## [What is expected]
Reading down the listing below, count the lines where the word "JSON" shows up, then give only that count.

— Start Data entries —

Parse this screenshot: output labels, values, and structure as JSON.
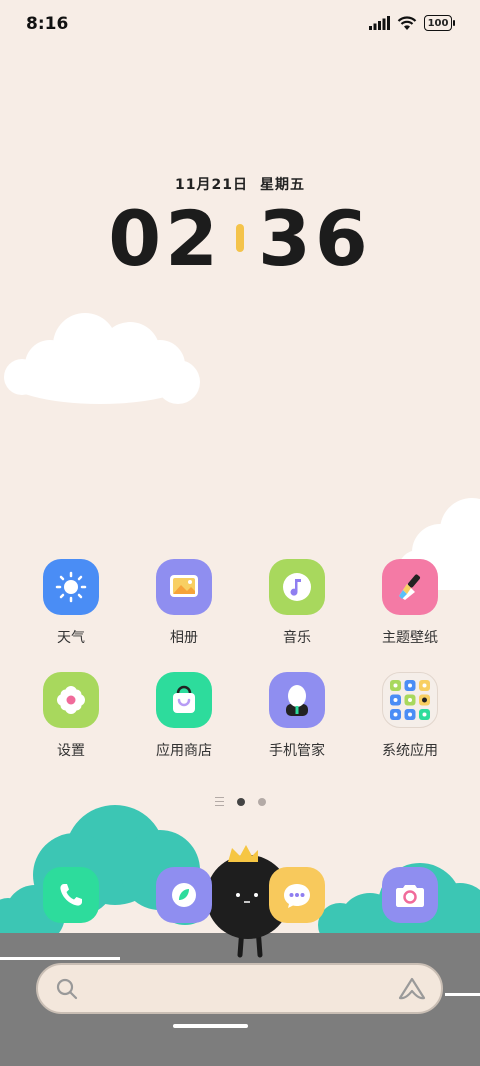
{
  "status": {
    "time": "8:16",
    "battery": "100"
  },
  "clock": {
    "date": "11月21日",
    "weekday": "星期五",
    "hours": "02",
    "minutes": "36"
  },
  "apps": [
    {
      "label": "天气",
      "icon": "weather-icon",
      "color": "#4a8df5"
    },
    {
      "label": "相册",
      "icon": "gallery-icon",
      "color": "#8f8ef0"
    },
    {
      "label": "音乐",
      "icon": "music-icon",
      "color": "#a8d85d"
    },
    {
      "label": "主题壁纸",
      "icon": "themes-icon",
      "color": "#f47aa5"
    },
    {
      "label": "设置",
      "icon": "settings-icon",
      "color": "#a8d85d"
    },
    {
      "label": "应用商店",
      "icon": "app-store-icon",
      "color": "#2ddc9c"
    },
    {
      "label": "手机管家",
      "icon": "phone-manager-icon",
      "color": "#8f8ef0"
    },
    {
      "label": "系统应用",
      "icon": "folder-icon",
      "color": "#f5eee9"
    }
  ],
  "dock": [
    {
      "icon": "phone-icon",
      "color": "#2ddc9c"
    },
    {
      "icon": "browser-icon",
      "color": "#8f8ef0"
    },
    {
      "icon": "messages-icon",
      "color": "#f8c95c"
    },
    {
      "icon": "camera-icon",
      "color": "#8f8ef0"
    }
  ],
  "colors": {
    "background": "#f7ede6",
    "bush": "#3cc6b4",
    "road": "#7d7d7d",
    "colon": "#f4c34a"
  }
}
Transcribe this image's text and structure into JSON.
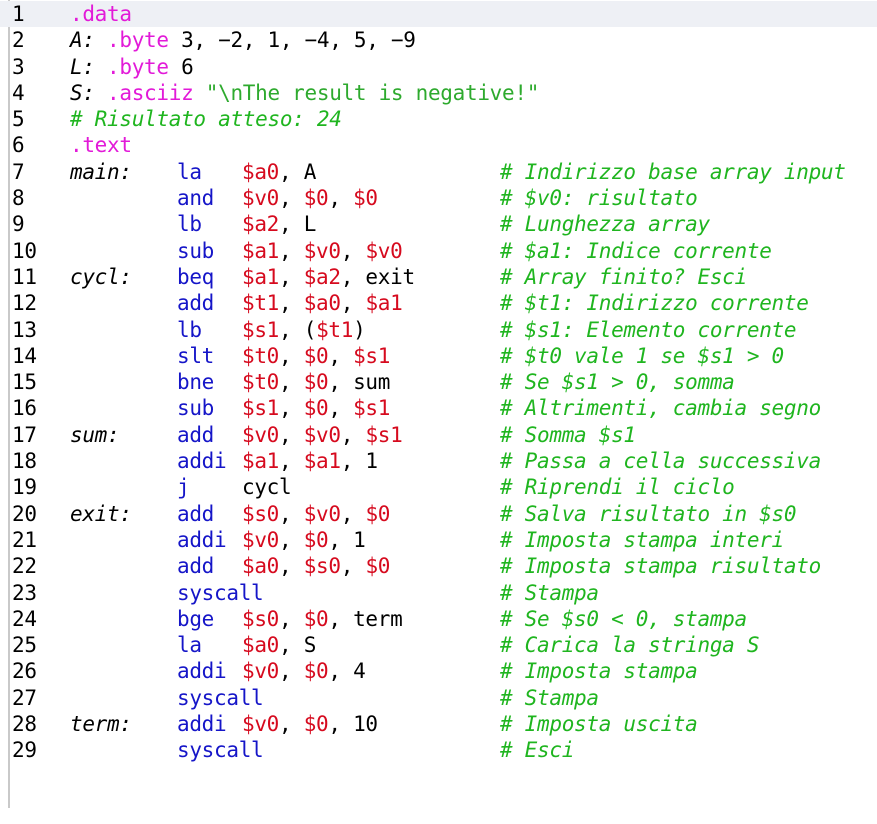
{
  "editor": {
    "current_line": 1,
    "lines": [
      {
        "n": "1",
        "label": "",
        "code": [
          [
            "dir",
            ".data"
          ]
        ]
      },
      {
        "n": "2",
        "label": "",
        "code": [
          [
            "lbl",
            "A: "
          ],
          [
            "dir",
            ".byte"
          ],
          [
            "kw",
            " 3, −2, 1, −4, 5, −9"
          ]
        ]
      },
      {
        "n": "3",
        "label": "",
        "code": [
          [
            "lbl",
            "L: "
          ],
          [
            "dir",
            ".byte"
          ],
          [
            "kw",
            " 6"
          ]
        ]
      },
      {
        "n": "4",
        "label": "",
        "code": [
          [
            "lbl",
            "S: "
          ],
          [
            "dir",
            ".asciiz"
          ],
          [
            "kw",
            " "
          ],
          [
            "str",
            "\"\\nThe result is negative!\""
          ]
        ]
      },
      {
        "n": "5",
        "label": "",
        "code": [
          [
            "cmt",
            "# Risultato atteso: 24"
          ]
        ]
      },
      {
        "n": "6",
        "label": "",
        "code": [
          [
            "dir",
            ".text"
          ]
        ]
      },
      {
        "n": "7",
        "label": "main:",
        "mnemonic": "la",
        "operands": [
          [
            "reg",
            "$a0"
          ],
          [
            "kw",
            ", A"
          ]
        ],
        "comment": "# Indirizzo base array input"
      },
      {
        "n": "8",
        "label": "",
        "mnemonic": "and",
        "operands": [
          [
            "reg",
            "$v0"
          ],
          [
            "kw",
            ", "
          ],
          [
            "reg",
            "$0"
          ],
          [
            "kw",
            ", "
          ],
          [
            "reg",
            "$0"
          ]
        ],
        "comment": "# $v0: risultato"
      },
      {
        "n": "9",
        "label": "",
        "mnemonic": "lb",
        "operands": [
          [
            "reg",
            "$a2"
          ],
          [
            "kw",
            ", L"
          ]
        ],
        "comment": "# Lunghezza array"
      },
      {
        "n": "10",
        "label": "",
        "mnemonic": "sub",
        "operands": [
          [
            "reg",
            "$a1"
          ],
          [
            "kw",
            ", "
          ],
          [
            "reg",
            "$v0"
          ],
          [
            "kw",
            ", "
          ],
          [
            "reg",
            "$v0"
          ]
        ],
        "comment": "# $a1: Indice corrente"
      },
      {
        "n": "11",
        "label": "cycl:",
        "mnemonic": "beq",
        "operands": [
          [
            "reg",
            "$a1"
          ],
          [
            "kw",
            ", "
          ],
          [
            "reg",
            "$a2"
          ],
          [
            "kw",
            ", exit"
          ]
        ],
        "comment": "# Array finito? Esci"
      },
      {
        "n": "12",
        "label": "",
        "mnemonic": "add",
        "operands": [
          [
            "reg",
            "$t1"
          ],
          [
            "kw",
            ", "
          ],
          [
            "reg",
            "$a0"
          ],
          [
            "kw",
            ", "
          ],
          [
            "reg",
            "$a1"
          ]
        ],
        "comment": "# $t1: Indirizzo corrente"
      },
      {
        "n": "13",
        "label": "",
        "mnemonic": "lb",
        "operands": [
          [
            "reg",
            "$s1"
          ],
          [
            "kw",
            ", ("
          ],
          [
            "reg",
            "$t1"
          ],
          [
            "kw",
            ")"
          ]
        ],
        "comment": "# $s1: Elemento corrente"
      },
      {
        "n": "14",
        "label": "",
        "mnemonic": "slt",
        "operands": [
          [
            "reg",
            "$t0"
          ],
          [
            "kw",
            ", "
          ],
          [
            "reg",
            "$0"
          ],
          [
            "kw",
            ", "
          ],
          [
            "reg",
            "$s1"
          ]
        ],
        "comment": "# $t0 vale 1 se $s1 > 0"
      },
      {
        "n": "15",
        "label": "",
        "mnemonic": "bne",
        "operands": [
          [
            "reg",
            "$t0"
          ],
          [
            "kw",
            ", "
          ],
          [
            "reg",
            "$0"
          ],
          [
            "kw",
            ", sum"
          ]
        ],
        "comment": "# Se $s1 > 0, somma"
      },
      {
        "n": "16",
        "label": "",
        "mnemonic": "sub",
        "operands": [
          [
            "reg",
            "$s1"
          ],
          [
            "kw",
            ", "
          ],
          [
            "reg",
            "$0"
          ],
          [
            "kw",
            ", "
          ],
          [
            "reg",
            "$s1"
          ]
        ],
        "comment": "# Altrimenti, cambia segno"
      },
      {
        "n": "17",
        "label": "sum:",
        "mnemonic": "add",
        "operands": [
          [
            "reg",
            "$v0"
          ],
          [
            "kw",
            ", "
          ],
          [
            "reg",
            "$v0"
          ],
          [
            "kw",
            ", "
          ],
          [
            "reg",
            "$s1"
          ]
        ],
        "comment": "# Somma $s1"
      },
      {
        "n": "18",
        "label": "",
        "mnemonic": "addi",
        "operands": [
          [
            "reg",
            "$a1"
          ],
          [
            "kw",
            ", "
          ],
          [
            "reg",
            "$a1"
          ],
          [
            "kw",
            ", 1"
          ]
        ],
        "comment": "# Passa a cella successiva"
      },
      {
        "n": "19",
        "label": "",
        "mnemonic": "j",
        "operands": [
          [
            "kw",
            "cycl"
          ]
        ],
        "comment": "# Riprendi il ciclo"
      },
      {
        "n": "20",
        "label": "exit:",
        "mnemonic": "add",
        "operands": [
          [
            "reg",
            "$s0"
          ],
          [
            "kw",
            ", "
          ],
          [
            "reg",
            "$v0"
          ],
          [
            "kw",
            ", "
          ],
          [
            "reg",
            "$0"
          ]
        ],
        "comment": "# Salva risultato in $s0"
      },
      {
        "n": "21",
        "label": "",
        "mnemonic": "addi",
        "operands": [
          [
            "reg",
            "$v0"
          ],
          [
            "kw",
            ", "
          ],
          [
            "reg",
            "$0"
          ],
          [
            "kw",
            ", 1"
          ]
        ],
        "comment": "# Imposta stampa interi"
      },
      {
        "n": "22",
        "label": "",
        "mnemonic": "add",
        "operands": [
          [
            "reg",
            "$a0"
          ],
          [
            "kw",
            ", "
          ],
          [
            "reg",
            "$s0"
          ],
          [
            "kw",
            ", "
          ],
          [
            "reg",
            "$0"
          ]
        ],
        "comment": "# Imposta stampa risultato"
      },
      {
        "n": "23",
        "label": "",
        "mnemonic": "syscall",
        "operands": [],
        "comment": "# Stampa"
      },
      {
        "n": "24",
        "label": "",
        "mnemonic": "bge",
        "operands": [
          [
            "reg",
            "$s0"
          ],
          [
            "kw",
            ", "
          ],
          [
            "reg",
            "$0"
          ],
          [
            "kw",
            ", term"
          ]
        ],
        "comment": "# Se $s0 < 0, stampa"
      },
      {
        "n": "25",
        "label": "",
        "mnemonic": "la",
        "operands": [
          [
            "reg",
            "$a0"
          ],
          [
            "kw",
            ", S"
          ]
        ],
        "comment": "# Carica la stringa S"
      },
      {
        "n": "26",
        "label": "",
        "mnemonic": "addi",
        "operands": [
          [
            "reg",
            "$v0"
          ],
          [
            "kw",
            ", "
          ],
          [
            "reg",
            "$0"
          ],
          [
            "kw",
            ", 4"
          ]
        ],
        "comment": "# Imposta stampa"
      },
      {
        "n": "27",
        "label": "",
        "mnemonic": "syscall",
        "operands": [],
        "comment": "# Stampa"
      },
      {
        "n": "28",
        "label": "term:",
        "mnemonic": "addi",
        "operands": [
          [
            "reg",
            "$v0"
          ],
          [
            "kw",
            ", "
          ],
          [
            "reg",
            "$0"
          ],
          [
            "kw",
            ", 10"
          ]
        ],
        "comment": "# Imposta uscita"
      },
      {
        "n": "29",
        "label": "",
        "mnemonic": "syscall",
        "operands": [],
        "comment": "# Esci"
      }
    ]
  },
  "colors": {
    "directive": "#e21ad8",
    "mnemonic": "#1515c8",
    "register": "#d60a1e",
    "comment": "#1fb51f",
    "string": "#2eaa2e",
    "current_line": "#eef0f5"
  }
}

— End Data entries —

## [Result]
2